**WHAT TO PRODUCE:** Return every one of the following rows unchanged, character for character.

**DATA TO PROCESS:**
================================
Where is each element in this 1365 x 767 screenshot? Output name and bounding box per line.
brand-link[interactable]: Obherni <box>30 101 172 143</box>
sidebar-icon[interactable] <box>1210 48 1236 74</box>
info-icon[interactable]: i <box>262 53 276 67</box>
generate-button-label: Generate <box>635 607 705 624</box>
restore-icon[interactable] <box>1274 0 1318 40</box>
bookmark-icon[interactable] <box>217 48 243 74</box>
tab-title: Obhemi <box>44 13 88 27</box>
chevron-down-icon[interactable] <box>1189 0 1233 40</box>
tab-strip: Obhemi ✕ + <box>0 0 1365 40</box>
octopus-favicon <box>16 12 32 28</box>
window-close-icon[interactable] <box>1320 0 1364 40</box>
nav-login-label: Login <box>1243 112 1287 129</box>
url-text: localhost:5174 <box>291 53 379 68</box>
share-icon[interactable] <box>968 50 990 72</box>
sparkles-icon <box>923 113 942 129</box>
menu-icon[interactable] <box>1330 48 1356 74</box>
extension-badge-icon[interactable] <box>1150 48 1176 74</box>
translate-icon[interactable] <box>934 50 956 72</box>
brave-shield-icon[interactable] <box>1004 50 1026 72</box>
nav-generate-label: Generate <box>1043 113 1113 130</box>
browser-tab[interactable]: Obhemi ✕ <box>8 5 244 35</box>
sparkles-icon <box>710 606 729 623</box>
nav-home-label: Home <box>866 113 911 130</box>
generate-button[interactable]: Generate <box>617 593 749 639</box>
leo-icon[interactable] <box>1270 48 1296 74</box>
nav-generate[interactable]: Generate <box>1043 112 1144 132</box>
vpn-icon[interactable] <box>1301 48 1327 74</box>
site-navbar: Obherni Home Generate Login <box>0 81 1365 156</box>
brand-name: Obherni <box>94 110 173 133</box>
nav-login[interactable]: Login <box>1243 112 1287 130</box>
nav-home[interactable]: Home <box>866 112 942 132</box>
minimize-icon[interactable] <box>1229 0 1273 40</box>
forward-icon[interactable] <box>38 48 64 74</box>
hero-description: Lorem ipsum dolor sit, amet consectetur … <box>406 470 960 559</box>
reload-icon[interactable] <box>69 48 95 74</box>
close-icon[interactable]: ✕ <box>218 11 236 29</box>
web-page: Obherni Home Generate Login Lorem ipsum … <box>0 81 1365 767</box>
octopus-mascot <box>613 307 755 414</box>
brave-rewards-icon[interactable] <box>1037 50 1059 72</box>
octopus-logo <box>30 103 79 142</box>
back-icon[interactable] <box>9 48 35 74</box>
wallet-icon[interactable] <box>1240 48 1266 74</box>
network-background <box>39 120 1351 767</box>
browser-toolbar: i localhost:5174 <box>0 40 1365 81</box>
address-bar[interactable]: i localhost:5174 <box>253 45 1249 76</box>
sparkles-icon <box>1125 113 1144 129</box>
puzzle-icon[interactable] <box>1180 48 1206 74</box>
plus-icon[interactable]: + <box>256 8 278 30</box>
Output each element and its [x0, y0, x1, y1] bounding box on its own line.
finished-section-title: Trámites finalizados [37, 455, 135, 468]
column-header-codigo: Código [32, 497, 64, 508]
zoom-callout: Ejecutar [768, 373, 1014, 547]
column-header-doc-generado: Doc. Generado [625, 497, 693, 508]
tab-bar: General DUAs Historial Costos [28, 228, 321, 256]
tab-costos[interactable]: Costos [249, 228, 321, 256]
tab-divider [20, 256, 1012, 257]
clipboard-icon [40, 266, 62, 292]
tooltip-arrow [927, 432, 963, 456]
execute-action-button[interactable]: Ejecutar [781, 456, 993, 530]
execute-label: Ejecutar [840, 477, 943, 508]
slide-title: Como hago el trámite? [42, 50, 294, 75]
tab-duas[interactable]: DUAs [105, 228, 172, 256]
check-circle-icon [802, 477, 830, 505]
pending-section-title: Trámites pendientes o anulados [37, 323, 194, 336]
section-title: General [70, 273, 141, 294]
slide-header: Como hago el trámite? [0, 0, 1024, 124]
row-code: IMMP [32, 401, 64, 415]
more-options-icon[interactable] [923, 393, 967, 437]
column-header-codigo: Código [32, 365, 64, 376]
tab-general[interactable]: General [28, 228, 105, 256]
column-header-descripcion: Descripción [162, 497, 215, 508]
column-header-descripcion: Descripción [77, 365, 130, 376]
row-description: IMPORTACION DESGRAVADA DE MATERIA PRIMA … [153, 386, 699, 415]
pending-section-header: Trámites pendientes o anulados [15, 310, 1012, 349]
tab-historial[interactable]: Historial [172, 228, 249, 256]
================================
**ANSWER:**
Where is each element in this 1365 x 767 screenshot? Output name and bounding box per line.
brand-link[interactable]: Obherni <box>30 101 172 143</box>
sidebar-icon[interactable] <box>1210 48 1236 74</box>
info-icon[interactable]: i <box>262 53 276 67</box>
generate-button-label: Generate <box>635 607 705 624</box>
restore-icon[interactable] <box>1274 0 1318 40</box>
bookmark-icon[interactable] <box>217 48 243 74</box>
tab-title: Obhemi <box>44 13 88 27</box>
chevron-down-icon[interactable] <box>1189 0 1233 40</box>
tab-strip: Obhemi ✕ + <box>0 0 1365 40</box>
octopus-favicon <box>16 12 32 28</box>
window-close-icon[interactable] <box>1320 0 1364 40</box>
nav-login-label: Login <box>1243 112 1287 129</box>
url-text: localhost:5174 <box>291 53 379 68</box>
share-icon[interactable] <box>968 50 990 72</box>
sparkles-icon <box>923 113 942 129</box>
menu-icon[interactable] <box>1330 48 1356 74</box>
extension-badge-icon[interactable] <box>1150 48 1176 74</box>
translate-icon[interactable] <box>934 50 956 72</box>
brave-shield-icon[interactable] <box>1004 50 1026 72</box>
nav-generate-label: Generate <box>1043 113 1113 130</box>
browser-tab[interactable]: Obhemi ✕ <box>8 5 244 35</box>
sparkles-icon <box>710 606 729 623</box>
nav-home-label: Home <box>866 113 911 130</box>
generate-button[interactable]: Generate <box>617 593 749 639</box>
leo-icon[interactable] <box>1270 48 1296 74</box>
nav-generate[interactable]: Generate <box>1043 112 1144 132</box>
vpn-icon[interactable] <box>1301 48 1327 74</box>
site-navbar: Obherni Home Generate Login <box>0 81 1365 156</box>
brand-name: Obherni <box>94 110 173 133</box>
nav-login[interactable]: Login <box>1243 112 1287 130</box>
nav-home[interactable]: Home <box>866 112 942 132</box>
minimize-icon[interactable] <box>1229 0 1273 40</box>
forward-icon[interactable] <box>38 48 64 74</box>
hero-description: Lorem ipsum dolor sit, amet consectetur … <box>406 470 960 559</box>
reload-icon[interactable] <box>69 48 95 74</box>
close-icon[interactable]: ✕ <box>218 11 236 29</box>
web-page: Obherni Home Generate Login Lorem ipsum … <box>0 81 1365 767</box>
octopus-mascot <box>613 307 755 414</box>
brave-rewards-icon[interactable] <box>1037 50 1059 72</box>
octopus-logo <box>30 103 79 142</box>
back-icon[interactable] <box>9 48 35 74</box>
wallet-icon[interactable] <box>1240 48 1266 74</box>
network-background <box>39 120 1351 767</box>
browser-toolbar: i localhost:5174 <box>0 40 1365 81</box>
address-bar[interactable]: i localhost:5174 <box>253 45 1249 76</box>
sparkles-icon <box>1125 113 1144 129</box>
puzzle-icon[interactable] <box>1180 48 1206 74</box>
plus-icon[interactable]: + <box>256 8 278 30</box>
Output each element and its [x0, y0, x1, y1] bounding box on its own line.
finished-section-title: Trámites finalizados [37, 455, 135, 468]
column-header-codigo: Código [32, 497, 64, 508]
zoom-callout: Ejecutar [768, 373, 1014, 547]
column-header-doc-generado: Doc. Generado [625, 497, 693, 508]
tab-bar: General DUAs Historial Costos [28, 228, 321, 256]
tab-costos[interactable]: Costos [249, 228, 321, 256]
tab-divider [20, 256, 1012, 257]
clipboard-icon [40, 266, 62, 292]
tooltip-arrow [927, 432, 963, 456]
execute-action-button[interactable]: Ejecutar [781, 456, 993, 530]
execute-label: Ejecutar [840, 477, 943, 508]
slide-title: Como hago el trámite? [42, 50, 294, 75]
tab-duas[interactable]: DUAs [105, 228, 172, 256]
check-circle-icon [802, 477, 830, 505]
pending-section-title: Trámites pendientes o anulados [37, 323, 194, 336]
section-title: General [70, 273, 141, 294]
slide-header: Como hago el trámite? [0, 0, 1024, 124]
row-code: IMMP [32, 401, 64, 415]
more-options-icon[interactable] [923, 393, 967, 437]
column-header-codigo: Código [32, 365, 64, 376]
tab-general[interactable]: General [28, 228, 105, 256]
column-header-descripcion: Descripción [162, 497, 215, 508]
column-header-descripcion: Descripción [77, 365, 130, 376]
row-description: IMPORTACION DESGRAVADA DE MATERIA PRIMA … [153, 386, 699, 415]
pending-section-header: Trámites pendientes o anulados [15, 310, 1012, 349]
tab-historial[interactable]: Historial [172, 228, 249, 256]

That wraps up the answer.